> _Exercise requirements_: Set down the data below without change, skipping the pictures it holds.

>>>>>

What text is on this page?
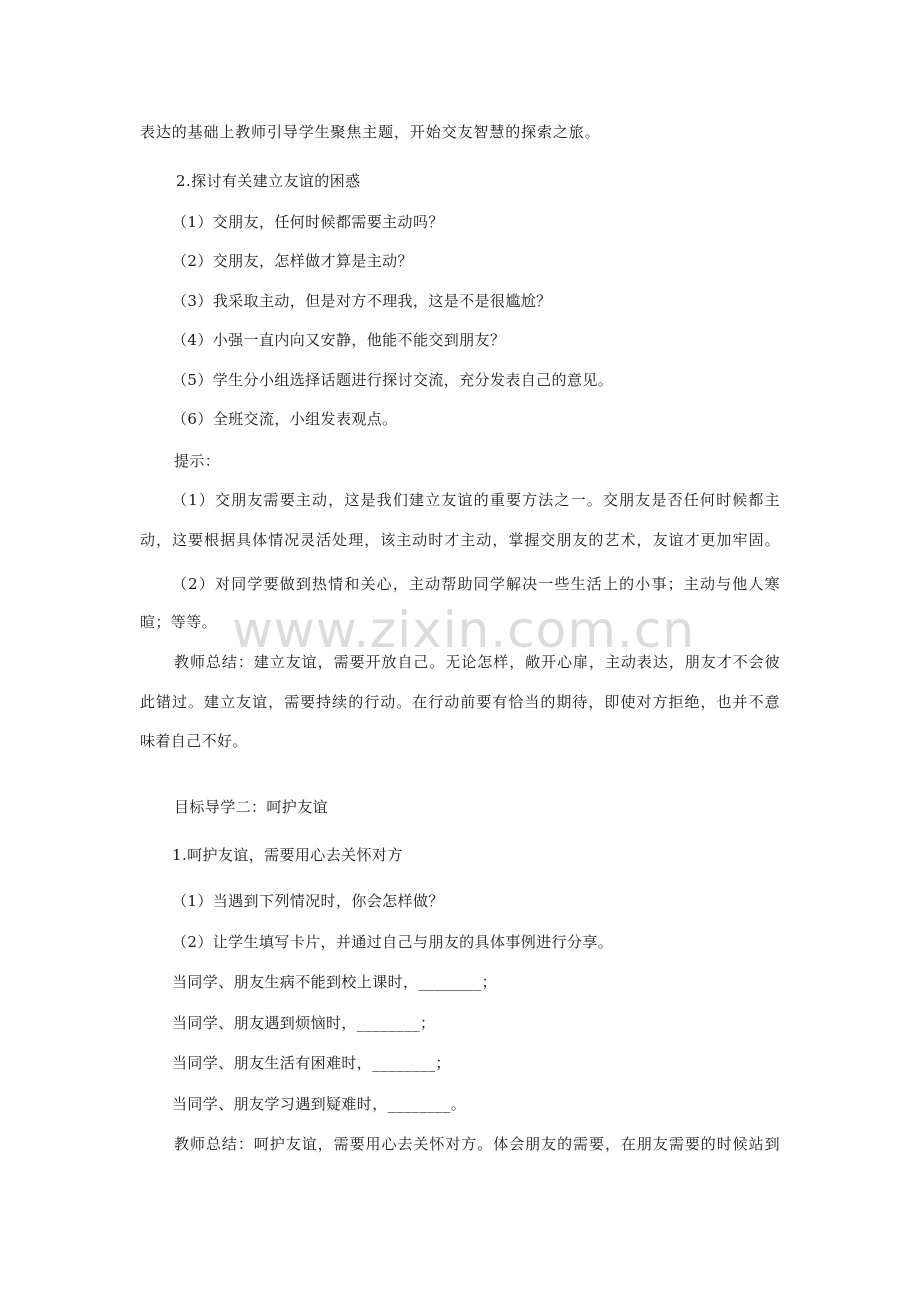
www.zixin.com.cn
表达的基础上教师引导学生聚焦主题，开始交友智慧的探索之旅。
2.探讨有关建立友谊的困惑
（1）交朋友，任何时候都需要主动吗？
（2）交朋友，怎样做才算是主动？
（3）我采取主动，但是对方不理我，这是不是很尴尬？
（4）小强一直内向又安静，他能不能交到朋友？
（5）学生分小组选择话题进行探讨交流，充分发表自己的意见。
（6）全班交流，小组发表观点。
提示：
（1）交朋友需要主动，这是我们建立友谊的重要方法之一。交朋友是否任何时候都主
动，这要根据具体情况灵活处理，该主动时才主动，掌握交朋友的艺术，友谊才更加牢固。
（2）对同学要做到热情和关心，主动帮助同学解决一些生活上的小事；主动与他人寒
暄；等等。
教师总结：建立友谊，需要开放自己。无论怎样，敞开心扉，主动表达，朋友才不会彼
此错过。建立友谊，需要持续的行动。在行动前要有恰当的期待，即使对方拒绝，也并不意
味着自己不好。
目标导学二：呵护友谊
1.呵护友谊，需要用心去关怀对方
（1）当遇到下列情况时，你会怎样做？
（2）让学生填写卡片，并通过自己与朋友的具体事例进行分享。
当同学、朋友生病不能到校上课时，________；
当同学、朋友遇到烦恼时，________；
当同学、朋友生活有困难时，________；
当同学、朋友学习遇到疑难时，________。
教师总结：呵护友谊，需要用心去关怀对方。体会朋友的需要，在朋友需要的时候站到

<<<<<

> _Written solution_:
What text is on this page?
www.zixin.com.cn
表达的基础上教师引导学生聚焦主题，开始交友智慧的探索之旅。
2.探讨有关建立友谊的困惑
（1）交朋友，任何时候都需要主动吗？
（2）交朋友，怎样做才算是主动？
（3）我采取主动，但是对方不理我，这是不是很尴尬？
（4）小强一直内向又安静，他能不能交到朋友？
（5）学生分小组选择话题进行探讨交流，充分发表自己的意见。
（6）全班交流，小组发表观点。
提示：
（1）交朋友需要主动，这是我们建立友谊的重要方法之一。交朋友是否任何时候都主
动，这要根据具体情况灵活处理，该主动时才主动，掌握交朋友的艺术，友谊才更加牢固。
（2）对同学要做到热情和关心，主动帮助同学解决一些生活上的小事；主动与他人寒
暄；等等。
教师总结：建立友谊，需要开放自己。无论怎样，敞开心扉，主动表达，朋友才不会彼
此错过。建立友谊，需要持续的行动。在行动前要有恰当的期待，即使对方拒绝，也并不意
味着自己不好。
目标导学二：呵护友谊
1.呵护友谊，需要用心去关怀对方
（1）当遇到下列情况时，你会怎样做？
（2）让学生填写卡片，并通过自己与朋友的具体事例进行分享。
当同学、朋友生病不能到校上课时，________；
当同学、朋友遇到烦恼时，________；
当同学、朋友生活有困难时，________；
当同学、朋友学习遇到疑难时，________。
教师总结：呵护友谊，需要用心去关怀对方。体会朋友的需要，在朋友需要的时候站到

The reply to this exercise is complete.